DIRECTIONS FOR THIS TASK —
Every line holding the string "screenshot" should be gathered.

INPUT FOR THIS TASK —

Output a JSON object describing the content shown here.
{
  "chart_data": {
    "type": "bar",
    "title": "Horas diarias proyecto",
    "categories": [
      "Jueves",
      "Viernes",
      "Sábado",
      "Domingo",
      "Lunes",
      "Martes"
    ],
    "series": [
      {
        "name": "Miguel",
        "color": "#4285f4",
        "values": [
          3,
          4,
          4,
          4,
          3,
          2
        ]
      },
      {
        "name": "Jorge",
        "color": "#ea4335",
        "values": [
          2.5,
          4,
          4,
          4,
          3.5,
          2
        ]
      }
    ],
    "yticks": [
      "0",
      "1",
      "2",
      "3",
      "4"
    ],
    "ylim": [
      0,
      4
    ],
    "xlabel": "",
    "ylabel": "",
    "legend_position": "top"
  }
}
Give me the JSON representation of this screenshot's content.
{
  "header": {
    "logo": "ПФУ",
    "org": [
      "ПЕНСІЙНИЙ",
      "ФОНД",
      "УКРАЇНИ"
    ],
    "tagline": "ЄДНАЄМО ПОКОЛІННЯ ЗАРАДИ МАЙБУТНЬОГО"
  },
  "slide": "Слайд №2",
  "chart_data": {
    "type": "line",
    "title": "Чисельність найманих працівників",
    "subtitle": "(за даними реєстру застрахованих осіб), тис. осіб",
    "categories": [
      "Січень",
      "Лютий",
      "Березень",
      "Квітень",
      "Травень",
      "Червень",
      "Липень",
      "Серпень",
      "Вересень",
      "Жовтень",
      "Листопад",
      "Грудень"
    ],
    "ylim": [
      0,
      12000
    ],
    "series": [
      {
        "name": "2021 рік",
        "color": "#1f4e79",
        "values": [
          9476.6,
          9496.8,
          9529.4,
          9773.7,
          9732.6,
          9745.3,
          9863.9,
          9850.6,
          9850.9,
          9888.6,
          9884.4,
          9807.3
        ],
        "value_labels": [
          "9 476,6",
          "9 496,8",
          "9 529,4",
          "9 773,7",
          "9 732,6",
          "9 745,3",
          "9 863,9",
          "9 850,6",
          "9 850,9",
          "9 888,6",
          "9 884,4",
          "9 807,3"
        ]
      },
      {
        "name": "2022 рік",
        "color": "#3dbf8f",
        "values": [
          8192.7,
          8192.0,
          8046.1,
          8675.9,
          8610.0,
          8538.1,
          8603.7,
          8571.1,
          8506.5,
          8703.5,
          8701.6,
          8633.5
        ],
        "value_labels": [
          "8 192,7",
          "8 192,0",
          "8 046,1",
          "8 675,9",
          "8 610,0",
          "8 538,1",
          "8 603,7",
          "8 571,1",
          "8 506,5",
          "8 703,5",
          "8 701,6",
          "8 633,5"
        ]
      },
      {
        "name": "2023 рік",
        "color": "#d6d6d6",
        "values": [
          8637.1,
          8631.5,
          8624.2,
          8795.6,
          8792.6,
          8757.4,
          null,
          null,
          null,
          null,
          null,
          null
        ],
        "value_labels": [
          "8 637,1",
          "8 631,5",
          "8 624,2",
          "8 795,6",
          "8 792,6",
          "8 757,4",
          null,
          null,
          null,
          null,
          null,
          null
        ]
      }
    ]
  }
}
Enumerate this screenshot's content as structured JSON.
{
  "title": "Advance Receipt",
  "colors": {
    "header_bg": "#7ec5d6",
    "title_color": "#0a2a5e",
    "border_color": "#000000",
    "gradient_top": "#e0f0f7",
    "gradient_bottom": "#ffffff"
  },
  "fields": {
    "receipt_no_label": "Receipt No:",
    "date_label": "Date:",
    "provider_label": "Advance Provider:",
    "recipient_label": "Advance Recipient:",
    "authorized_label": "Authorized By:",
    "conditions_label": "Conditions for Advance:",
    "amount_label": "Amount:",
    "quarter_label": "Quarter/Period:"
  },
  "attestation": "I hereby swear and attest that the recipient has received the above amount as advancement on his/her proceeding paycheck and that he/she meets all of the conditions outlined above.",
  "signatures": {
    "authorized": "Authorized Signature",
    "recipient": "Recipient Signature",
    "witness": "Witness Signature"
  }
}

RESULT —
Give me the JSON representation of this screenshot's content.
Enumerate this screenshot's content as structured JSON.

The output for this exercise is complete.